Repeat each entry in full, exactly.

++++ Given records

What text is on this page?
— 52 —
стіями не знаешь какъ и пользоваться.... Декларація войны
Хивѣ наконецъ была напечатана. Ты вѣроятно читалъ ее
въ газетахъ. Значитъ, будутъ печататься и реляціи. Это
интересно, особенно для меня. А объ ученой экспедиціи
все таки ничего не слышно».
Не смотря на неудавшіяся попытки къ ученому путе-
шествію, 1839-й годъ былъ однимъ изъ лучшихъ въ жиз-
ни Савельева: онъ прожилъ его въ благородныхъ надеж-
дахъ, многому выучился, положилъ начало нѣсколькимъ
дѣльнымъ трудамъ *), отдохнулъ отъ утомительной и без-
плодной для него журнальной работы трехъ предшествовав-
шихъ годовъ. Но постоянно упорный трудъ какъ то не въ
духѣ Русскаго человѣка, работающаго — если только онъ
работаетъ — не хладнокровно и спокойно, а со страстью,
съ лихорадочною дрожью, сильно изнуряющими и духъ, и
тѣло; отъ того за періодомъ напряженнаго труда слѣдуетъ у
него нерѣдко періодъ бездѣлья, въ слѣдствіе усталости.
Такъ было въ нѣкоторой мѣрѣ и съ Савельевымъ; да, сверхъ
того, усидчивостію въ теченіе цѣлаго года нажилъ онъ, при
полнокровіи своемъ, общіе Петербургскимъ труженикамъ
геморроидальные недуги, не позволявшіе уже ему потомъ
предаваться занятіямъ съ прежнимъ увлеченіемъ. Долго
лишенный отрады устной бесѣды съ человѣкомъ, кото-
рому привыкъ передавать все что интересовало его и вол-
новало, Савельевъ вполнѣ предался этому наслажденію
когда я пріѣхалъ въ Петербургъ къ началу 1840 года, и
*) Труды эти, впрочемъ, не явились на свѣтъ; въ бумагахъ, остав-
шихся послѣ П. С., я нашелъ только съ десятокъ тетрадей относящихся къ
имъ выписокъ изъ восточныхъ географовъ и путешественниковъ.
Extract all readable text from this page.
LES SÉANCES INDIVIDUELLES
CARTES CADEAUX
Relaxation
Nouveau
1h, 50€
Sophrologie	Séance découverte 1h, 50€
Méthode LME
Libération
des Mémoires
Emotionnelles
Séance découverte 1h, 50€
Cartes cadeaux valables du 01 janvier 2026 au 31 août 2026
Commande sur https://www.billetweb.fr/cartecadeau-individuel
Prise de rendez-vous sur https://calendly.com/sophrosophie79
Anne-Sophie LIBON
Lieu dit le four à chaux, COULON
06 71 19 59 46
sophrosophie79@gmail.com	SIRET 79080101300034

++++++++

■ Result:
What text is on this page?
— 52 —
стіями не знаешь какъ и пользоваться.... Декларація войны
Хивѣ наконецъ была напечатана. Ты вѣроятно читалъ ее
въ газетахъ. Значитъ, будутъ печататься и реляціи. Это
интересно, особенно для меня. А объ ученой экспедиціи
все таки ничего не слышно».
Не смотря на неудавшіяся попытки къ ученому путе-
шествію, 1839-й годъ былъ однимъ изъ лучшихъ въ жиз-
ни Савельева: онъ прожилъ его въ благородныхъ надеж-
дахъ, многому выучился, положилъ начало нѣсколькимъ
дѣльнымъ трудамъ *), отдохнулъ отъ утомительной и без-
плодной для него журнальной работы трехъ предшествовав-
шихъ годовъ. Но постоянно упорный трудъ какъ то не въ
духѣ Русскаго человѣка, работающаго — если только онъ
работаетъ — не хладнокровно и спокойно, а со страстью,
съ лихорадочною дрожью, сильно изнуряющими и духъ, и
тѣло; отъ того за періодомъ напряженнаго труда слѣдуетъ у
него нерѣдко періодъ бездѣлья, въ слѣдствіе усталости.
Такъ было въ нѣкоторой мѣрѣ и съ Савельевымъ; да, сверхъ
того, усидчивостію въ теченіе цѣлаго года нажилъ онъ, при
полнокровіи своемъ, общіе Петербургскимъ труженикамъ
геморроидальные недуги, не позволявшіе уже ему потомъ
предаваться занятіямъ съ прежнимъ увлеченіемъ. Долго
лишенный отрады устной бесѣды съ человѣкомъ, кото-
рому привыкъ передавать все что интересовало его и вол-
новало, Савельевъ вполнѣ предался этому наслажденію
когда я пріѣхалъ въ Петербургъ къ началу 1840 года, и
*) Труды эти, впрочемъ, не явились на свѣтъ; въ бумагахъ, остав-
шихся послѣ П. С., я нашелъ только съ десятокъ тетрадей относящихся къ
имъ выписокъ изъ восточныхъ географовъ и путешественниковъ.
Extract all readable text from this page.
LES SÉANCES INDIVIDUELLES
CARTES CADEAUX
Relaxation
Nouveau
1h, 50€
Sophrologie	Séance découverte 1h, 50€
Méthode LME
Libération
des Mémoires
Emotionnelles
Séance découverte 1h, 50€
Cartes cadeaux valables du 01 janvier 2026 au 31 août 2026
Commande sur https://www.billetweb.fr/cartecadeau-individuel
Prise de rendez-vous sur https://calendly.com/sophrosophie79
Anne-Sophie LIBON
Lieu dit le four à chaux, COULON
06 71 19 59 46
sophrosophie79@gmail.com	SIRET 79080101300034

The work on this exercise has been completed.